DIRECTION:
Collect from the data below each line with "rock".

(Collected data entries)
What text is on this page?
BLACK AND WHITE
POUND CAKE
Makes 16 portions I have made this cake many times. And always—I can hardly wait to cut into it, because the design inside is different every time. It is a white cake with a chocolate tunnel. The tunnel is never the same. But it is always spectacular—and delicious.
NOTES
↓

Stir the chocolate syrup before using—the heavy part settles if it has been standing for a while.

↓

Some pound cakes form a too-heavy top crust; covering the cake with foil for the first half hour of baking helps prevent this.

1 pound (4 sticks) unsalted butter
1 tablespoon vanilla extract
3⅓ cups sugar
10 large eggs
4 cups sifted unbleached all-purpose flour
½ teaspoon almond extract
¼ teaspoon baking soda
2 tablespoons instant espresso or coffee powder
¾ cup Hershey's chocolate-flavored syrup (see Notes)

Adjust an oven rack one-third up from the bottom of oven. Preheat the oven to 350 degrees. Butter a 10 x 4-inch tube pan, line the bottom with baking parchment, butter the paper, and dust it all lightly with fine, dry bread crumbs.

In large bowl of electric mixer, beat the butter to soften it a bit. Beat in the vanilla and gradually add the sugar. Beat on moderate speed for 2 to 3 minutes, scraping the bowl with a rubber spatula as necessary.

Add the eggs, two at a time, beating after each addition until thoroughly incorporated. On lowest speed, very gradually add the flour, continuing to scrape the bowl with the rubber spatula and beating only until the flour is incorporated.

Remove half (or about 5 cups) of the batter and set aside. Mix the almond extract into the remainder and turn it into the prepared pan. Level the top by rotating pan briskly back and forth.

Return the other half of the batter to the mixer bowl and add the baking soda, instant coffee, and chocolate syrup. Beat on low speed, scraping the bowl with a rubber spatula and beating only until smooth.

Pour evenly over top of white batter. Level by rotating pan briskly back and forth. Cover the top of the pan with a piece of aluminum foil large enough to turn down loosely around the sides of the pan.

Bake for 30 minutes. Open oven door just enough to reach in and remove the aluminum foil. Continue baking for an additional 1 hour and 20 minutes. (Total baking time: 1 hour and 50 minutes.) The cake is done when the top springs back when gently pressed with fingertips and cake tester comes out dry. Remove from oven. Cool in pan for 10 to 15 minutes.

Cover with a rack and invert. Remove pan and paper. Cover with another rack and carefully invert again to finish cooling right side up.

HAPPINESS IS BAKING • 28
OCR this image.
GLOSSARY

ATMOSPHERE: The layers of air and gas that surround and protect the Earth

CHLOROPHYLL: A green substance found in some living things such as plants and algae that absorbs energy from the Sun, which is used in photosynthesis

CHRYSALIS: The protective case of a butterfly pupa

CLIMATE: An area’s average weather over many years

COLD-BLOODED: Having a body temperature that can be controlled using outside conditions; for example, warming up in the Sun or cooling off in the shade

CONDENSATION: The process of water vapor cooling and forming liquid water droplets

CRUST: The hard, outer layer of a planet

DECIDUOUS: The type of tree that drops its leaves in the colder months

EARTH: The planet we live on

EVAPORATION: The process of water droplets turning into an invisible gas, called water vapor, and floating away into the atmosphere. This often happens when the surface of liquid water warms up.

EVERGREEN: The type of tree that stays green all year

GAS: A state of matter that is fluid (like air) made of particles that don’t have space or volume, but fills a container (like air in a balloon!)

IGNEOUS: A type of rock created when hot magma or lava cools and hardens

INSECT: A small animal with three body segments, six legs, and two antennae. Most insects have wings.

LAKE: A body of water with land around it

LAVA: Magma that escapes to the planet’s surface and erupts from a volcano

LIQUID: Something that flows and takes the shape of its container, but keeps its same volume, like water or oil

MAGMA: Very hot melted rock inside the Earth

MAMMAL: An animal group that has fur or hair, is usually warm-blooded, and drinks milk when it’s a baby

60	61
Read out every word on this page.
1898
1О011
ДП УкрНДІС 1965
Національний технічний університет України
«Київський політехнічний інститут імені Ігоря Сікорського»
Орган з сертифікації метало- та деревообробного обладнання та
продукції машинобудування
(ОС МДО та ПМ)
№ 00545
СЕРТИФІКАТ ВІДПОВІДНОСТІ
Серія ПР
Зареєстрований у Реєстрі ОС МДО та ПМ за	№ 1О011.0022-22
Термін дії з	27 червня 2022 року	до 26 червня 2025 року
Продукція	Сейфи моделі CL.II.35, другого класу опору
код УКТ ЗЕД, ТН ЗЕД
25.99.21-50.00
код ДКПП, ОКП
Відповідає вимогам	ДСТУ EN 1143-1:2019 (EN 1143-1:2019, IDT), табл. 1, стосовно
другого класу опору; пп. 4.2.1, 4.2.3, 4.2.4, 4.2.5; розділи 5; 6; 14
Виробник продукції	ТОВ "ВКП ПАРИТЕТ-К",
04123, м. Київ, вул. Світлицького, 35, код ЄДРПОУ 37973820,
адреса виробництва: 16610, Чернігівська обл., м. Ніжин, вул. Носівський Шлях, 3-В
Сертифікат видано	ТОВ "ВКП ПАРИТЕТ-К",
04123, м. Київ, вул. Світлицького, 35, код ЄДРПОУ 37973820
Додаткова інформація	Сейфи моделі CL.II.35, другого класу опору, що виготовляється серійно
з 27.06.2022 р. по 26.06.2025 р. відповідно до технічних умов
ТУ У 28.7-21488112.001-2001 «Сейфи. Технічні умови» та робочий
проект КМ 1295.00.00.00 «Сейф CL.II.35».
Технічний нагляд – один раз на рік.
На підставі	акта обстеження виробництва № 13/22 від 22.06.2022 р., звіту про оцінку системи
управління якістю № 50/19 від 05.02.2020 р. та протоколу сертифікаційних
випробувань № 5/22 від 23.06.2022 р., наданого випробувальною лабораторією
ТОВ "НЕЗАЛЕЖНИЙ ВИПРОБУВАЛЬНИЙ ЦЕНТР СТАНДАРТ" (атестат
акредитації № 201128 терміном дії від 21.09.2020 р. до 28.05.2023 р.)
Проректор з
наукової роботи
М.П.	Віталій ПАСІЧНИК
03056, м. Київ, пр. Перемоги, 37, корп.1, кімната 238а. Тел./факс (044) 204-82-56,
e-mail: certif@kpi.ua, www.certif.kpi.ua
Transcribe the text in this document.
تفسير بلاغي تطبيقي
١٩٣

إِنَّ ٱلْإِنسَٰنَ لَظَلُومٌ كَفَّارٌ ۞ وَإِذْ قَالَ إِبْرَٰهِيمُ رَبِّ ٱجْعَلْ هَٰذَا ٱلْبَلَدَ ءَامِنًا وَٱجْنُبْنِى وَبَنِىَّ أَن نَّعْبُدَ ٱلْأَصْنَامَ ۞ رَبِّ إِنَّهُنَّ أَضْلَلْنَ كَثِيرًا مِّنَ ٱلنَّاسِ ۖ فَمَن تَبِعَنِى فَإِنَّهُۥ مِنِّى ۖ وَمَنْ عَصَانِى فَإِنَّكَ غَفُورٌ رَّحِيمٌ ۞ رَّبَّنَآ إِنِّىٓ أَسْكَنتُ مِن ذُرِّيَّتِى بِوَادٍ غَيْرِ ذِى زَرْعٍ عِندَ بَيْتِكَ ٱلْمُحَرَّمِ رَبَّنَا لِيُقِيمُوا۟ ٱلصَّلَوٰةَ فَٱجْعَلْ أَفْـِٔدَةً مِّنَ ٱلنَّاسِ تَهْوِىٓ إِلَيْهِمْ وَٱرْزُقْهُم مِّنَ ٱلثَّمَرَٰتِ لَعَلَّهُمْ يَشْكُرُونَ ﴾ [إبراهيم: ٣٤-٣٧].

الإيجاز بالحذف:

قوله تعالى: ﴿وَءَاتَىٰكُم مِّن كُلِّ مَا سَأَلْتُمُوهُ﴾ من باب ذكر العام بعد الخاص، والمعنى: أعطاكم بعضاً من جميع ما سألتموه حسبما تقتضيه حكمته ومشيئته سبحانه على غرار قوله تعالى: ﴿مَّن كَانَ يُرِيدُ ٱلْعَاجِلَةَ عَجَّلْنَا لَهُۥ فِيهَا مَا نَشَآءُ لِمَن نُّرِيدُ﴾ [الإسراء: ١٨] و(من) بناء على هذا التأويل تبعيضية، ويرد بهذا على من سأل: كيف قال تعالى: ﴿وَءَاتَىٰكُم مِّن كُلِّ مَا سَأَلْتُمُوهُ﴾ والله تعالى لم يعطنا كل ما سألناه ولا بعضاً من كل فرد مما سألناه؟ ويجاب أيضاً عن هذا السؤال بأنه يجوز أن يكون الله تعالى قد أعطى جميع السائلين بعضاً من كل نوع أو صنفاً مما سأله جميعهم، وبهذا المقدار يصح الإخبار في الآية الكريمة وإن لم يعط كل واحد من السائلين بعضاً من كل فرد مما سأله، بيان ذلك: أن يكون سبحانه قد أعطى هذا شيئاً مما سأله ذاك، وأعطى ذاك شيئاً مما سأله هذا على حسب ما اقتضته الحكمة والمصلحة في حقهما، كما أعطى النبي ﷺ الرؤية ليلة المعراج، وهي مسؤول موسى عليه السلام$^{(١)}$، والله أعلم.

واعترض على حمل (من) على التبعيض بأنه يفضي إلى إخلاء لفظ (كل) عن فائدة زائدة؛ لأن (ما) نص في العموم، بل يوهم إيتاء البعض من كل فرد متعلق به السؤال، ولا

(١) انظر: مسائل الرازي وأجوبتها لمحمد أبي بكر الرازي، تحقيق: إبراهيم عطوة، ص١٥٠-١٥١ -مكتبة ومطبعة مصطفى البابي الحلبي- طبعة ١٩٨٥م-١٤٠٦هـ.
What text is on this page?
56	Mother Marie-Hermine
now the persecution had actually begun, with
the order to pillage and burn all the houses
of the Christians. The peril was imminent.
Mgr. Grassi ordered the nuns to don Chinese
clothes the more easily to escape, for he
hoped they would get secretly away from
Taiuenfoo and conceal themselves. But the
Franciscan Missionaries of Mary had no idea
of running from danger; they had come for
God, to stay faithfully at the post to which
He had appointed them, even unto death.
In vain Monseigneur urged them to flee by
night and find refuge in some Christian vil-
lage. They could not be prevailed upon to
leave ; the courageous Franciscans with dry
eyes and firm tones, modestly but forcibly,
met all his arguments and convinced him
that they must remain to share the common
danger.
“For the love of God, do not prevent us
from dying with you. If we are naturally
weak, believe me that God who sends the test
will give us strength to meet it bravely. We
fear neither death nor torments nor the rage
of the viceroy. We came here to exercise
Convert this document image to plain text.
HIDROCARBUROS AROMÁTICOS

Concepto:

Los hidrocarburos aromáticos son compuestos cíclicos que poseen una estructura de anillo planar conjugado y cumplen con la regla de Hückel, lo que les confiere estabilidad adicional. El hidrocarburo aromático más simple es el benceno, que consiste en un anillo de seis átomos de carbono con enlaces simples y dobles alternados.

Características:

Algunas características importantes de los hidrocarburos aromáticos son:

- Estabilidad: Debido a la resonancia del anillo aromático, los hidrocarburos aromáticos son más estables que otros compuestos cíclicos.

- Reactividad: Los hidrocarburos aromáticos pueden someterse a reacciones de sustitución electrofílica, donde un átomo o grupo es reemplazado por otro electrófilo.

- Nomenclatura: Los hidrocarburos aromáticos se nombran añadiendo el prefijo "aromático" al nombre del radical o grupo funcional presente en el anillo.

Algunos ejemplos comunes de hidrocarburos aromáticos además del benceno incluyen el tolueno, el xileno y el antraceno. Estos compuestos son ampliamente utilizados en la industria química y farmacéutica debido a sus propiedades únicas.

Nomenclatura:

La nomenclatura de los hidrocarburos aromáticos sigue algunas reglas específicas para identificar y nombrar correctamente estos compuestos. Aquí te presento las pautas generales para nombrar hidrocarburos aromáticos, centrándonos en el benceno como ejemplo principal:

COMPLETE OUTPUT:
IGNEOUS: A type of rock created when hot magma or lava cools and hardens
MAGMA: Very hot melted rock inside the Earth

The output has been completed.